## TASK TO COMPLETE
Select, from the material below, each line with "Euroopan" in it.

□ □ □ □ □ □ □

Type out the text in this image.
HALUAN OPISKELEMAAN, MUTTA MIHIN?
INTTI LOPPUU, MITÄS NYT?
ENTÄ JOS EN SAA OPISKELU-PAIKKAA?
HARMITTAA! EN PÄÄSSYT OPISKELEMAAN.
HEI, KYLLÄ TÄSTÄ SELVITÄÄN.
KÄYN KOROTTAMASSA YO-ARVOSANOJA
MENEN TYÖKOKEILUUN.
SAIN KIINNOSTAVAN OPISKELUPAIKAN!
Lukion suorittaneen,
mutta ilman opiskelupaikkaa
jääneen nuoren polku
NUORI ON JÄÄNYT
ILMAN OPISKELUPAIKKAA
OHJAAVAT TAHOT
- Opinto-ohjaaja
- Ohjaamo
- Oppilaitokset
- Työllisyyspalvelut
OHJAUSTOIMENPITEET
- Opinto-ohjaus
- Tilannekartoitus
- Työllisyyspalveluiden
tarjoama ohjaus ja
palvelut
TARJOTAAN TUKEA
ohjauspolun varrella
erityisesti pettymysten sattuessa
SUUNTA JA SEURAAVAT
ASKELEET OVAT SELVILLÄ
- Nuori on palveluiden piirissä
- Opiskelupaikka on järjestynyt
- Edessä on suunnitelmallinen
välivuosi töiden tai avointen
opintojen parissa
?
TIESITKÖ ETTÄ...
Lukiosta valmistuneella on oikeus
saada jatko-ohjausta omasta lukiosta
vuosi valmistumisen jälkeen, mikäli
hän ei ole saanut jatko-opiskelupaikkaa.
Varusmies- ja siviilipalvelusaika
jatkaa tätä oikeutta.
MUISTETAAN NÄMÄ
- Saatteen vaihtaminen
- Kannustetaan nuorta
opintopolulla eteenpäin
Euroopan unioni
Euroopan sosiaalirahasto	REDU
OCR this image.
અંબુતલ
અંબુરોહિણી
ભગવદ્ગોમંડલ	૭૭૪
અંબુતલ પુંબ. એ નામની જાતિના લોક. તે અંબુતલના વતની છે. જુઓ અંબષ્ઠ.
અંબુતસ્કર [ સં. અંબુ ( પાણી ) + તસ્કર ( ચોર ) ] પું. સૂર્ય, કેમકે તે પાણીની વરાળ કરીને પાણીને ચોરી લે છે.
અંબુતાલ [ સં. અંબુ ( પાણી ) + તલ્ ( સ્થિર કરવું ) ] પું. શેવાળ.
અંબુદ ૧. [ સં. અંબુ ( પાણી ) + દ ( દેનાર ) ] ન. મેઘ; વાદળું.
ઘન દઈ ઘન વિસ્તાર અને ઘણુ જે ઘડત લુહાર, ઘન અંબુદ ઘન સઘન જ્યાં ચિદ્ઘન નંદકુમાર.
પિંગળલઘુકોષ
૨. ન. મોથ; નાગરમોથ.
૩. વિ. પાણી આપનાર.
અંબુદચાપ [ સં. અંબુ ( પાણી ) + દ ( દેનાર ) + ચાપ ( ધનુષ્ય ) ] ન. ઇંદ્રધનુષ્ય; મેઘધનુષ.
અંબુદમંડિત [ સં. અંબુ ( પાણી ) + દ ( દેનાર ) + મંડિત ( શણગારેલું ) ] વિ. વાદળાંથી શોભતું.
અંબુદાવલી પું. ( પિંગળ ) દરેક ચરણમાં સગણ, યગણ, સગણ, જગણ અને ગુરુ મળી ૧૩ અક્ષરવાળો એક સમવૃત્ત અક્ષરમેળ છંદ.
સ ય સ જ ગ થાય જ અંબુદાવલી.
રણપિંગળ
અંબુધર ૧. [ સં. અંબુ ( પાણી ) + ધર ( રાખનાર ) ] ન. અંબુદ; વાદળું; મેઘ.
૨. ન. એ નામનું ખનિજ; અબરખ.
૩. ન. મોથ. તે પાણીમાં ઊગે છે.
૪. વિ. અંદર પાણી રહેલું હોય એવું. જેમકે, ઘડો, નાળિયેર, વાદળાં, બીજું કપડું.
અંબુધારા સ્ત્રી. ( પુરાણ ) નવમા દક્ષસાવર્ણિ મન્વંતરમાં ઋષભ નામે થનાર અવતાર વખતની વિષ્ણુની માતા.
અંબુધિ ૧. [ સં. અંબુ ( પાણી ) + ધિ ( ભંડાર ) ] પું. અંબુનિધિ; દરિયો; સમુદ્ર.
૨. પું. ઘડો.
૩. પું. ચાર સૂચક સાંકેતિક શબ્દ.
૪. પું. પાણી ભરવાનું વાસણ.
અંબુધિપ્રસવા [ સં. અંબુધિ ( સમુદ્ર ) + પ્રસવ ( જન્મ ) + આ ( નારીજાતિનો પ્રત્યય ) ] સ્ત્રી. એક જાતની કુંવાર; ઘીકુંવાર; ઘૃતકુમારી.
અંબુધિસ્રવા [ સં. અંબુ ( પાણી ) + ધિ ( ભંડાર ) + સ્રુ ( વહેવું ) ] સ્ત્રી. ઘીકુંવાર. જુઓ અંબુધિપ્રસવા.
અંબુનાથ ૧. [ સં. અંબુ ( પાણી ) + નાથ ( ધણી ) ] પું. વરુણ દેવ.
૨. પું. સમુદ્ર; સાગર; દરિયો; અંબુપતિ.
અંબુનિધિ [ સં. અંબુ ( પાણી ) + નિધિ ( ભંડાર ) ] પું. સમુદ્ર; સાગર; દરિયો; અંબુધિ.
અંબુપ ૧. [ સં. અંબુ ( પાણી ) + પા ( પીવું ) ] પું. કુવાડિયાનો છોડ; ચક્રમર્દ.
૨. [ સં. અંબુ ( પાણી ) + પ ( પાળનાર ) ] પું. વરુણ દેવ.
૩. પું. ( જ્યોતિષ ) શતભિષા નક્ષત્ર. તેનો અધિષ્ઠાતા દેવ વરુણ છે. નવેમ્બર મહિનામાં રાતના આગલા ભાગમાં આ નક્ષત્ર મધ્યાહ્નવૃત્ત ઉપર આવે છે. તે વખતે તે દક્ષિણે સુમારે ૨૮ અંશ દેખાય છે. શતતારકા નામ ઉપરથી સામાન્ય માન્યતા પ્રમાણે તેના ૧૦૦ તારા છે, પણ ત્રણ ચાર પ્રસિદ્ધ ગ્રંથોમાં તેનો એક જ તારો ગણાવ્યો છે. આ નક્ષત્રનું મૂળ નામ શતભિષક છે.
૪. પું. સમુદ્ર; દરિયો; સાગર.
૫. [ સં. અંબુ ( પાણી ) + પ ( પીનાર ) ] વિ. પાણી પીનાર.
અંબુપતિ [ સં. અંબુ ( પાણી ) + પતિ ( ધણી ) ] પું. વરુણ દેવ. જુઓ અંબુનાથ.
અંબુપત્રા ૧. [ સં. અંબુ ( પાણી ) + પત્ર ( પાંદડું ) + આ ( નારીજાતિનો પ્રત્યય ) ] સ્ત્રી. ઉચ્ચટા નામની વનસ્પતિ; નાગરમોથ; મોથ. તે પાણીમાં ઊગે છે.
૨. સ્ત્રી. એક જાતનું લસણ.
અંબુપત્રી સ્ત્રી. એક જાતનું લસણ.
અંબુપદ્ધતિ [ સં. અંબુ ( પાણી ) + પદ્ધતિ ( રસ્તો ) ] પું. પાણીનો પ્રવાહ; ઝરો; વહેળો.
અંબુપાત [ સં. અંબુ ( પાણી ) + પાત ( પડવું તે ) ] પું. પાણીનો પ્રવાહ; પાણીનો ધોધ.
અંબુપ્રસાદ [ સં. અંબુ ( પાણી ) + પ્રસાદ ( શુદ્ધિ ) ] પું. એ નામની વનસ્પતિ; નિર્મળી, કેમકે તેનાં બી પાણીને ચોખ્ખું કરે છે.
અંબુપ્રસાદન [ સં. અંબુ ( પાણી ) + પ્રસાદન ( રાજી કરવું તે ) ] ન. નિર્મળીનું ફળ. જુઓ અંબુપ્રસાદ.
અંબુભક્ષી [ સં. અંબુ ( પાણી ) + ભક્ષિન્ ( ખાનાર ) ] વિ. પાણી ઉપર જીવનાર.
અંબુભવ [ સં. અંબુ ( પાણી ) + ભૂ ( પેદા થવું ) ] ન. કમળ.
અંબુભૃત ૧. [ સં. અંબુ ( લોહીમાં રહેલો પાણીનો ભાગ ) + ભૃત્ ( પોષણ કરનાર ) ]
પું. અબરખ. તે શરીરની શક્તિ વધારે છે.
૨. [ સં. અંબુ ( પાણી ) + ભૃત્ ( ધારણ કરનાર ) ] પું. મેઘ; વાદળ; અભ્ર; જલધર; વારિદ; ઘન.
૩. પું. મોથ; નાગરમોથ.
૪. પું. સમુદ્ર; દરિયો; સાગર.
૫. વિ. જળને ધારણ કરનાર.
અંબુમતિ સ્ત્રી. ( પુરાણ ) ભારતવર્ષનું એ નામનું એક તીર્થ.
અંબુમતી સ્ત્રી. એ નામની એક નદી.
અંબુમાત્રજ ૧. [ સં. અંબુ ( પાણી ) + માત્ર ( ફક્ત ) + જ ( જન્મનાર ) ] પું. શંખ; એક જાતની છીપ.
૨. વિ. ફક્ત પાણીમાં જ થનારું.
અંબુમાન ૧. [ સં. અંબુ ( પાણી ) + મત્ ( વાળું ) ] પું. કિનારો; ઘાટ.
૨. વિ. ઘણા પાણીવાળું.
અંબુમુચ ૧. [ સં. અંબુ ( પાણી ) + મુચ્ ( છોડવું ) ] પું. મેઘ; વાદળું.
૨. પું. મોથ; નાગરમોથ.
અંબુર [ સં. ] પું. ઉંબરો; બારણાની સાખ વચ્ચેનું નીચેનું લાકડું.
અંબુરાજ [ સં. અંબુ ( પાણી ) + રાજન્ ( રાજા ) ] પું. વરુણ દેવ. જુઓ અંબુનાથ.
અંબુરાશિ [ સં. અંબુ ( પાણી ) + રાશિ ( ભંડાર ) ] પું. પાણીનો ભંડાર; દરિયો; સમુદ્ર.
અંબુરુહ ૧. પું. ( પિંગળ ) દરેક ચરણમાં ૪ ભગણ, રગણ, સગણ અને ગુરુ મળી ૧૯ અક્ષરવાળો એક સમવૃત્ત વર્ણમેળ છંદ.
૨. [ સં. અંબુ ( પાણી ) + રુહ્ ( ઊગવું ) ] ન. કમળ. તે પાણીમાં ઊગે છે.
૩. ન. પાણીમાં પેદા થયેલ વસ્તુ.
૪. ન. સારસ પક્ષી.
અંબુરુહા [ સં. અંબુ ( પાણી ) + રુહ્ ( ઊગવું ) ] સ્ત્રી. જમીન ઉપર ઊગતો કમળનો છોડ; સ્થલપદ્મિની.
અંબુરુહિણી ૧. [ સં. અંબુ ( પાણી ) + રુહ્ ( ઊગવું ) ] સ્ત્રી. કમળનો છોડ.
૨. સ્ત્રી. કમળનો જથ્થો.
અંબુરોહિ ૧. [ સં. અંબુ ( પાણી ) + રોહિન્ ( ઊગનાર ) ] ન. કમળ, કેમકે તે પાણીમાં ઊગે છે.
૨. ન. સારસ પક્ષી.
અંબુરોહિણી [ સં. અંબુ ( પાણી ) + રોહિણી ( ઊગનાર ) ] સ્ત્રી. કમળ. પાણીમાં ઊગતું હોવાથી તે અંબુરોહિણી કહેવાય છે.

□ □ □ □ □ □ □

## ANSWER IN FULL
Euroopan unioni
Euroopan sosiaalirahasto	REDU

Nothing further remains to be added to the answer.